■ INSTRUCTIONS:
1) Answer these about the forum thread on picking a product name, one answer per line marked (a), (b), (c):
(a) Which name does levlandau doubt would have worked as well as Trello?
(b) Per the line amirmc quotes, how long should the name picking have taken?
(c) What does amirmc say going through the process at least once may be?
2) Reproduce the passage of the product-name thread starting at "The Agonies of" and ending at "quantifiably material way.".
3) Carry the thread on picking a product name forward from its last line.

The Agonies of Picking a Product Name (2011) - erickhill
http://blog.fogcreek.com/the-agonies-of-picking-a-product-name/
======
levlandau
Agree that the bias is to overestimate the power of a name but disagree with
the notions that a) the name doesn't matter that much and b) the wasteful
process of going through a ton of names to arrive at something close to what
they started with was not actually necessary for coming up with and feeling
satisfied with that name in the first place. I'm pretty sure Hippolist
wouldn't have worked as well as Trello in a quantifiably material way.

------
amirmc
> _" In the end we should have just had Michael do the whole name picking in
> thirty minutes and been done with it."_

I think this overlooks the value of having everyone feel that they were
involved/heard. Maybe going through this process at least once is a kind of
rite of passage. Next time around, no-one would be as wedded to their ideas
and the process would be quicker.

■ DATASET EXTRACT:

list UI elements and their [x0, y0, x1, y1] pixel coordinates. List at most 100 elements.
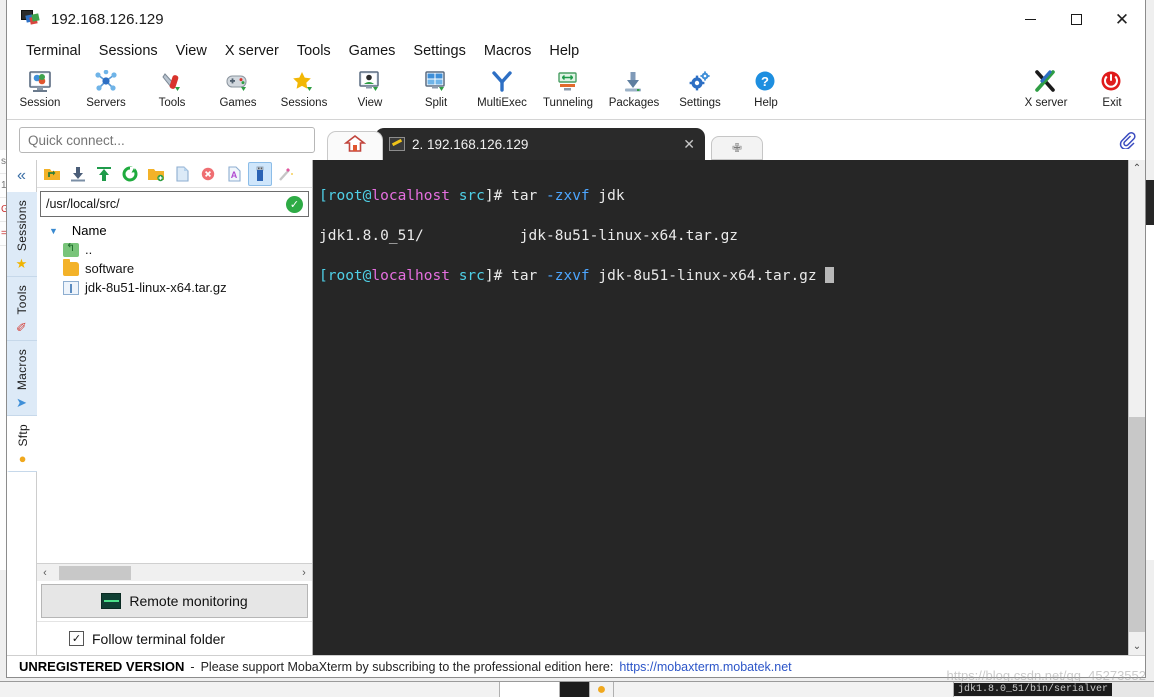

■ RESPONSES TO THE TASKS:
1)
(a) Hippolist
(b) Thirty minutes
(c) A kind of rite of passage

2)
The Agonies of Picking a Product Name (2011) - erickhill
http://blog.fogcreek.com/the-agonies-of-picking-a-product-name/
======
levlandau
Agree that the bias is to overestimate the power of a name but disagree with
the notions that a) the name doesn't matter that much and b) the wasteful
process of going through a ton of names to arrive at something close to what
they started with was not actually necessary for coming up with and feeling
satisfied with that name in the first place. I'm pretty sure Hippolist
wouldn't have worked as well as Trello in a quantifiably material way.

3)
------
drchiu
Agree on the spirit of the post. The name really doesn't matter as much. But
there are considerations to think about nonetheless.

For example, is the name's domain name available? Can the domain name be
misrepresented? eg. expertsexchange.com (Experts Exchange vs Expert Sex
Change) How about social media names (eg. twitter.com/<name you want>)?

I think nowadays, considerations on names really should centre on availability
of the desired name across domain names, social media pages, and avoiding
existing trademarks.

Incidentally I blogged about this recently:
[http://simononstartups.com/blog/2015/05/31/9-lessons-for-
fin...](http://simononstartups.com/blog/2015/05/31/9-lessons-for-finding-a-
good-startup-domain-name/)

PS. People criticizing Twitter pointed out at the beginning how "twit" or
"tw*t" were bad names to associate with the product too.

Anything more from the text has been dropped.